═══ Provided material ═══

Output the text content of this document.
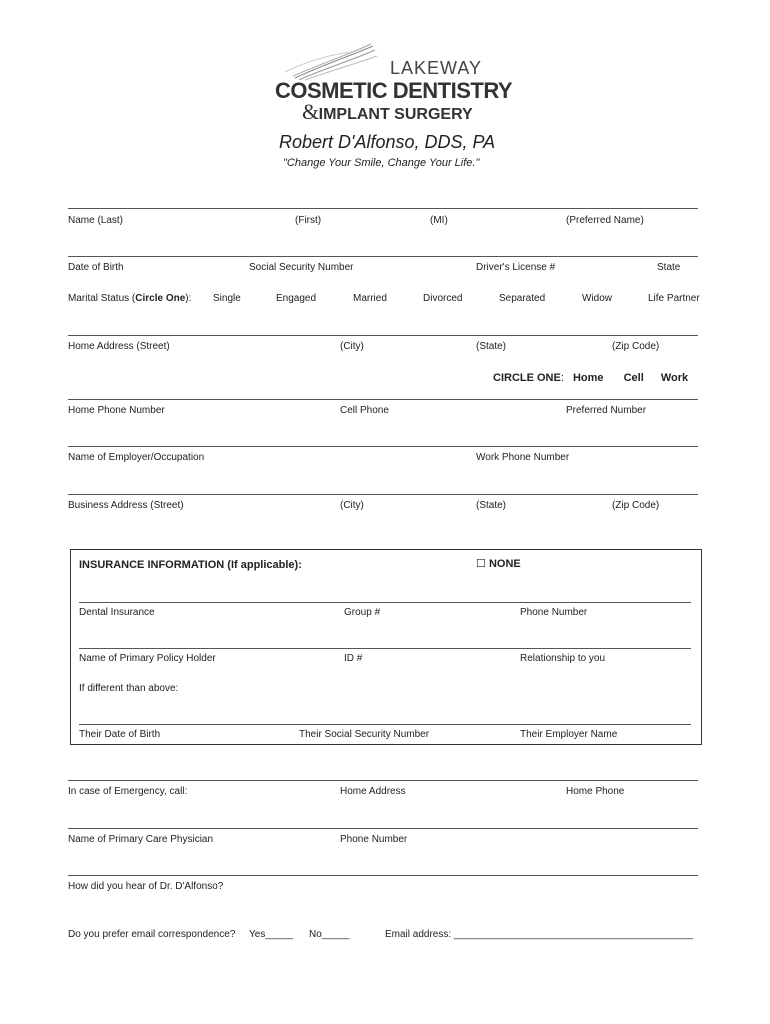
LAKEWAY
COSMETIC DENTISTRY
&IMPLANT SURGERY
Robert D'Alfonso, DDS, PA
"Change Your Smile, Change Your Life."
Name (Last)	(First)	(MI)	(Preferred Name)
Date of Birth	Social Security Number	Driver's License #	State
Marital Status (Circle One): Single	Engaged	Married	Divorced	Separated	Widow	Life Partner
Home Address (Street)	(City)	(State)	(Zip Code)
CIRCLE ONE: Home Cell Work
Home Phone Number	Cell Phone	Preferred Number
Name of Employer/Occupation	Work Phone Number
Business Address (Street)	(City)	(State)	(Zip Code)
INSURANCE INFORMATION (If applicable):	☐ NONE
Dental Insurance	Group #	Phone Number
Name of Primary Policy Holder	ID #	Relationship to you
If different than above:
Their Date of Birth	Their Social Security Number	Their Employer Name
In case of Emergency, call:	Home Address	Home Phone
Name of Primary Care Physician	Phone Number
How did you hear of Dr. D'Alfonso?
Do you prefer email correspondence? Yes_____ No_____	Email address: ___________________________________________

═══
═══ Provided material ═══

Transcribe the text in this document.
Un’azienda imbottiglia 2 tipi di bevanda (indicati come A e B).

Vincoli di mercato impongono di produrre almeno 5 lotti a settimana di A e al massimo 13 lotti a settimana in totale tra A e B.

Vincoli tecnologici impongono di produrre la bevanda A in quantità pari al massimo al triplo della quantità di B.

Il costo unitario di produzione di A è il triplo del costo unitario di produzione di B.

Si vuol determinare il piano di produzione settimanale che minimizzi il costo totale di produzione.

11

═══
═══ Provided material ═══

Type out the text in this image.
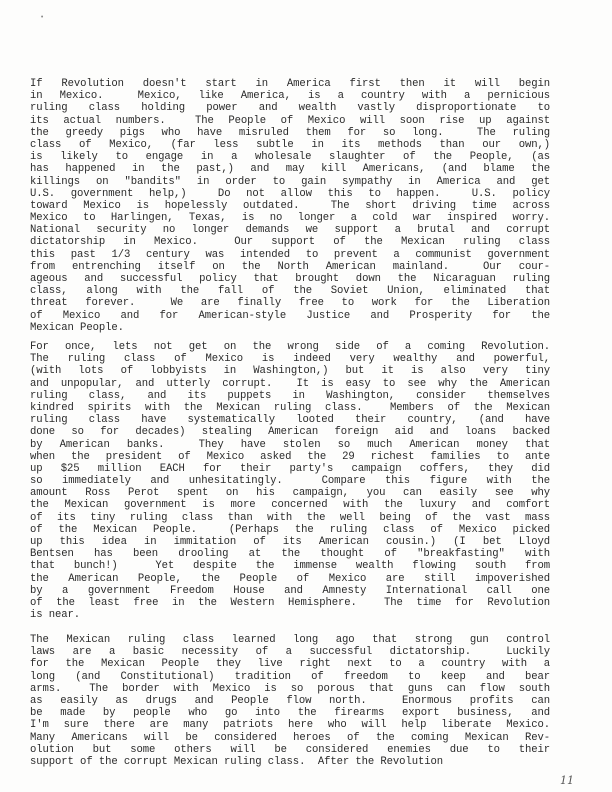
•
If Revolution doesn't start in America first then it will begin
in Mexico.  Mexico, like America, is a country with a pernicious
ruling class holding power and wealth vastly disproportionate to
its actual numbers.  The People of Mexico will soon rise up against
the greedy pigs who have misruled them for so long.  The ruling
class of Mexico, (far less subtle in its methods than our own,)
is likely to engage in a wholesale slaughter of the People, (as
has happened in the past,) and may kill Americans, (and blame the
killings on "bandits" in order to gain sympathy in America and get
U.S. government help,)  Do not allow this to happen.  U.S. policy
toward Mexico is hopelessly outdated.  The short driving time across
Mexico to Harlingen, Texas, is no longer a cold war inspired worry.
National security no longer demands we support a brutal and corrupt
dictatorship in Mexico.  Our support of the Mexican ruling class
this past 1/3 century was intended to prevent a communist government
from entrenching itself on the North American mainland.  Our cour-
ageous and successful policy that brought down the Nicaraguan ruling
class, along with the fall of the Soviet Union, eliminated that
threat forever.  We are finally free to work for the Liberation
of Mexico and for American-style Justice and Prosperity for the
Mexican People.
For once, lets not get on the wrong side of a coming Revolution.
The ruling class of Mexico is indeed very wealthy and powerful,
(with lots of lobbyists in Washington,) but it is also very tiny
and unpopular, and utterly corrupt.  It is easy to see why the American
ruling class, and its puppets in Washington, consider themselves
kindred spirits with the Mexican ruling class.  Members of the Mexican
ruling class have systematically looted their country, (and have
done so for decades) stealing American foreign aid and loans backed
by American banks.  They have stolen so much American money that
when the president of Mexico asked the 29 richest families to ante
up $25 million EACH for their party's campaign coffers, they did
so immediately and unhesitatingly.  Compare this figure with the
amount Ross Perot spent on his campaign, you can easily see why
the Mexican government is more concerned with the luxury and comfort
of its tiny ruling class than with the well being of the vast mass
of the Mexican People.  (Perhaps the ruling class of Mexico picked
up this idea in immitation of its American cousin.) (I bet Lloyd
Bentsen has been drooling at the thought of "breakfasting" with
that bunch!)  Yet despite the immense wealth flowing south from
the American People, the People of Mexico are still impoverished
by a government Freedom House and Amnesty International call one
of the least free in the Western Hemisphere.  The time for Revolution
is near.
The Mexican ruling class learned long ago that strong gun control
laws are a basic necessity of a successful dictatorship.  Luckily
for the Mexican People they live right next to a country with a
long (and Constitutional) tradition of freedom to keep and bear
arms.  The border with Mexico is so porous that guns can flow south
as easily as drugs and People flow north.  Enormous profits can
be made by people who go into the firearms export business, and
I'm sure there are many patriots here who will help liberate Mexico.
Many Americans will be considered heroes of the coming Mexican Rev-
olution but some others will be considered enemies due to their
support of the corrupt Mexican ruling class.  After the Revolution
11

═══

Gather all lines with the string "corrupt" from the data.

**Response**
National security no longer demands we support a brutal and corrupt
and unpopular, and utterly corrupt.  It is easy to see why the American
support of the corrupt Mexican ruling class.  After the Revolution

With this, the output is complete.